[BEGIN]
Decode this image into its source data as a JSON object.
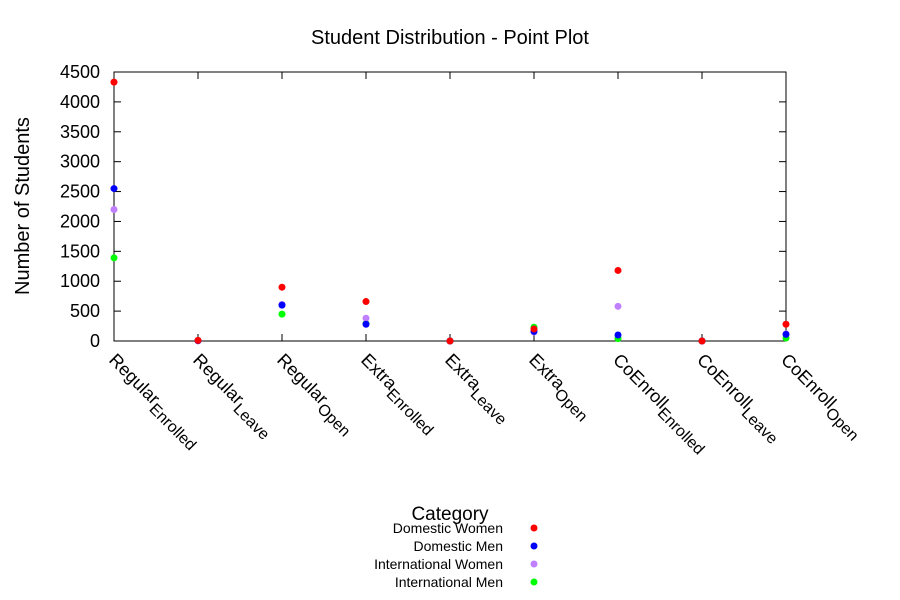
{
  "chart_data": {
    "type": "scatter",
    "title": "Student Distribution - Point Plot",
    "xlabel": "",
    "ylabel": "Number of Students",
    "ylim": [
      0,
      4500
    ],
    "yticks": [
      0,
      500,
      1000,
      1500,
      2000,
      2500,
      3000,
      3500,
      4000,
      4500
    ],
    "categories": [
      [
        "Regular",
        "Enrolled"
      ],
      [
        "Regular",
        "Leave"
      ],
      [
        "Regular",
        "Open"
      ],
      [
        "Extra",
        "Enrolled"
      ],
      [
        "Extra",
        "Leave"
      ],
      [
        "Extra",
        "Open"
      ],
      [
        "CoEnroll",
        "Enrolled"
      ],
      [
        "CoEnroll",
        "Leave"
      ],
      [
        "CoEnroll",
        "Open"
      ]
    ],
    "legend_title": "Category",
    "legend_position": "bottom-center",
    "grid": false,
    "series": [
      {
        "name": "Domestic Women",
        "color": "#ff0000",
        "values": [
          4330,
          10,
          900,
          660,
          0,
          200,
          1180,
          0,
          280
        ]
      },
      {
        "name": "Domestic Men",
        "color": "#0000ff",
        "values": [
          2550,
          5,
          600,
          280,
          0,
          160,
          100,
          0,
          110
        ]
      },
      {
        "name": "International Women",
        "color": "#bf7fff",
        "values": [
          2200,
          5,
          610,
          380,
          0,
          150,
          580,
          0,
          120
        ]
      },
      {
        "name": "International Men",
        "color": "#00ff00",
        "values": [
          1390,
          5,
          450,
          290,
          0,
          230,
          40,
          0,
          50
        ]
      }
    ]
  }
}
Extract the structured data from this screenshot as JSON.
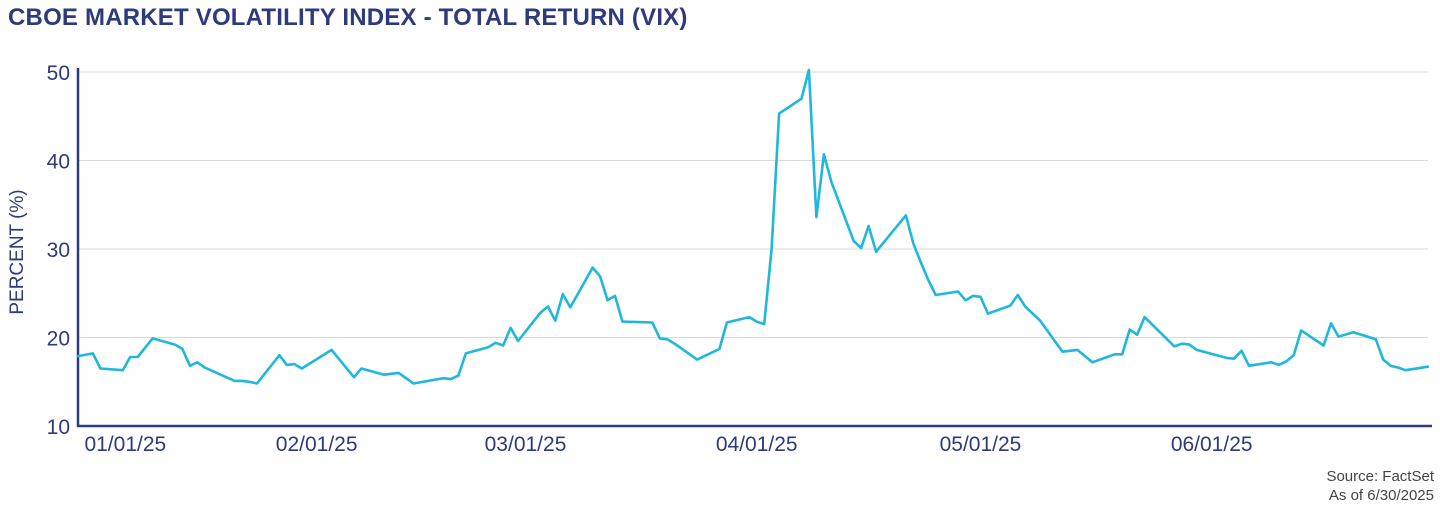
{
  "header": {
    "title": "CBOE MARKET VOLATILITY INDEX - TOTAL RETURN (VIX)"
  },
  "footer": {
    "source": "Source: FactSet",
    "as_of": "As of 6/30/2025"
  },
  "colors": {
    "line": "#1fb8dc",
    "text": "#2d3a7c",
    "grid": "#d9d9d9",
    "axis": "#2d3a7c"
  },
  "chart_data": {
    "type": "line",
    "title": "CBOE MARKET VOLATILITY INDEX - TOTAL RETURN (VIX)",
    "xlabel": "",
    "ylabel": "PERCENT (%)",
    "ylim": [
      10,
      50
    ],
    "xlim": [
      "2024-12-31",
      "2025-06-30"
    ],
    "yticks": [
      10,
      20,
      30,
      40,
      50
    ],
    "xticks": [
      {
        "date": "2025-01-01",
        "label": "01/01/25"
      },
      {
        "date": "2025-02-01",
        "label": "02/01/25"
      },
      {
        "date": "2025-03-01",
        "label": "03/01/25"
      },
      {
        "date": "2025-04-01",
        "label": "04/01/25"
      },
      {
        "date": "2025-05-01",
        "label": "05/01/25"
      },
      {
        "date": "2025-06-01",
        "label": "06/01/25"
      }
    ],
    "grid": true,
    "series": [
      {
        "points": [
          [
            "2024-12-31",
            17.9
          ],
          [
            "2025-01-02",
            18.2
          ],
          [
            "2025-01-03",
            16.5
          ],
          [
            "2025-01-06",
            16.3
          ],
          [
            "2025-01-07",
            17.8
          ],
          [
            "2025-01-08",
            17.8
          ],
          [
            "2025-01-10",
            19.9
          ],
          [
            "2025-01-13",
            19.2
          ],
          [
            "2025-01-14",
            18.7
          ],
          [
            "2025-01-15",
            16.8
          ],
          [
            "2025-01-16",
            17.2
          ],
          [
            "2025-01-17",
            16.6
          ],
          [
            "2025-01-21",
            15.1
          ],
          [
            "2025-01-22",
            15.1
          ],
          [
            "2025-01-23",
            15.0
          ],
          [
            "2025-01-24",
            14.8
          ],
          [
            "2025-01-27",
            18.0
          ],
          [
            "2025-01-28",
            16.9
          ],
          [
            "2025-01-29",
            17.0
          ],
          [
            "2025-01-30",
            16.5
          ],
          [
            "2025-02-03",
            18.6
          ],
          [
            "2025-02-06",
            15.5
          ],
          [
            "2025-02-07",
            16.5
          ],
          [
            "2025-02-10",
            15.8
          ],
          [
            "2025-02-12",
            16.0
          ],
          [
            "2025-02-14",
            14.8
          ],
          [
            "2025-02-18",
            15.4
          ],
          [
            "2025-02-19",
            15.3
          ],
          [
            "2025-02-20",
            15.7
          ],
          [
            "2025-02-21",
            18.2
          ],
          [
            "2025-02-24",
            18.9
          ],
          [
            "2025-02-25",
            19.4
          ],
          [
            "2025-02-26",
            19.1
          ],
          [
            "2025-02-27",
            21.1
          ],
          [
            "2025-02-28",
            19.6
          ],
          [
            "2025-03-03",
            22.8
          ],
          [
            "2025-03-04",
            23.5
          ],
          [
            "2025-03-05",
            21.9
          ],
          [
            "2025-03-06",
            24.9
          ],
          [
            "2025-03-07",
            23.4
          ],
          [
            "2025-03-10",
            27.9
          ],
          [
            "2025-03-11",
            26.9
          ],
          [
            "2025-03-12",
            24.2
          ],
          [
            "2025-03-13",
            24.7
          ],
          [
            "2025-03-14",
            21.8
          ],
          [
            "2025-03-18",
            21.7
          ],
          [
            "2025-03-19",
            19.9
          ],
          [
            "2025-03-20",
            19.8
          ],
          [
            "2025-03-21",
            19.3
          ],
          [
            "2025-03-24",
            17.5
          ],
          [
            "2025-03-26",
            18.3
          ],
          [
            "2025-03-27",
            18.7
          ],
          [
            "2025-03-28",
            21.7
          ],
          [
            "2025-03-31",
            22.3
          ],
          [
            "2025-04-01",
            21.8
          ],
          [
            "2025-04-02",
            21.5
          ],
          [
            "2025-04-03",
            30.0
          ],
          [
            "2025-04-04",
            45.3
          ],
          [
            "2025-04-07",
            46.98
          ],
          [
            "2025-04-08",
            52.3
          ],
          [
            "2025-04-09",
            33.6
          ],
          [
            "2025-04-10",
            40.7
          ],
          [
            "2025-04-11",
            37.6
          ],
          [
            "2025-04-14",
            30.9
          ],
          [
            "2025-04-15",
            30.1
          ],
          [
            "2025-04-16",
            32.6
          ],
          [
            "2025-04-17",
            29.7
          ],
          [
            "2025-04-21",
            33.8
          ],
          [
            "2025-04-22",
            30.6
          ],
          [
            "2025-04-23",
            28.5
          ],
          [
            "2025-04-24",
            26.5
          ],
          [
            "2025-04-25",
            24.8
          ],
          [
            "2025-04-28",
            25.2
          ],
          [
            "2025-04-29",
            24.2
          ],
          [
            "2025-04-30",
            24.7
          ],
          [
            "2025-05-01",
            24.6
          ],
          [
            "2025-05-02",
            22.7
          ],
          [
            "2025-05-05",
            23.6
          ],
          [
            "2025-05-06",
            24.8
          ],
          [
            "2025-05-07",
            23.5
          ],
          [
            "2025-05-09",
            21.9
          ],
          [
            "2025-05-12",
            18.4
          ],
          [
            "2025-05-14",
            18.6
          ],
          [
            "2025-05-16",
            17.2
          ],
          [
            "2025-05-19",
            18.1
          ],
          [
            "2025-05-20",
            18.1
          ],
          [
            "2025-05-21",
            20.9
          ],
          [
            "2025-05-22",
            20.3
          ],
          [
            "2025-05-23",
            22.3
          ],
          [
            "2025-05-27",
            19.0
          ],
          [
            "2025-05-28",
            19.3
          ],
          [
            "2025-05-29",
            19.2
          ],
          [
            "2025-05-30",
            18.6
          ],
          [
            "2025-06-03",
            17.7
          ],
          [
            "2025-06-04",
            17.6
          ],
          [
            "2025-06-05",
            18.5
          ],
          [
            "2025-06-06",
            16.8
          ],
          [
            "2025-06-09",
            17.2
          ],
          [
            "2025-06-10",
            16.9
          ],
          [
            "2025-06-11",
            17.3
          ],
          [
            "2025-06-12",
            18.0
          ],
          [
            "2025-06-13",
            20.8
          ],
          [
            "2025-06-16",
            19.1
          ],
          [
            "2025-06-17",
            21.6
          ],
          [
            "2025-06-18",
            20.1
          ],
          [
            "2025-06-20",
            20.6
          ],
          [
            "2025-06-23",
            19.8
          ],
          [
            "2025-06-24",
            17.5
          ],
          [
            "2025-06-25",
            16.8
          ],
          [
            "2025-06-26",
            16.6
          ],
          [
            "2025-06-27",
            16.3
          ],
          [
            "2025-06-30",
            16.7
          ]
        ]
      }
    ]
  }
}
[END]
EXERCISE GOAL:
Respond with nothing but the number of lines in the entries that contain the string "International".

OUTPUT BELOW:
2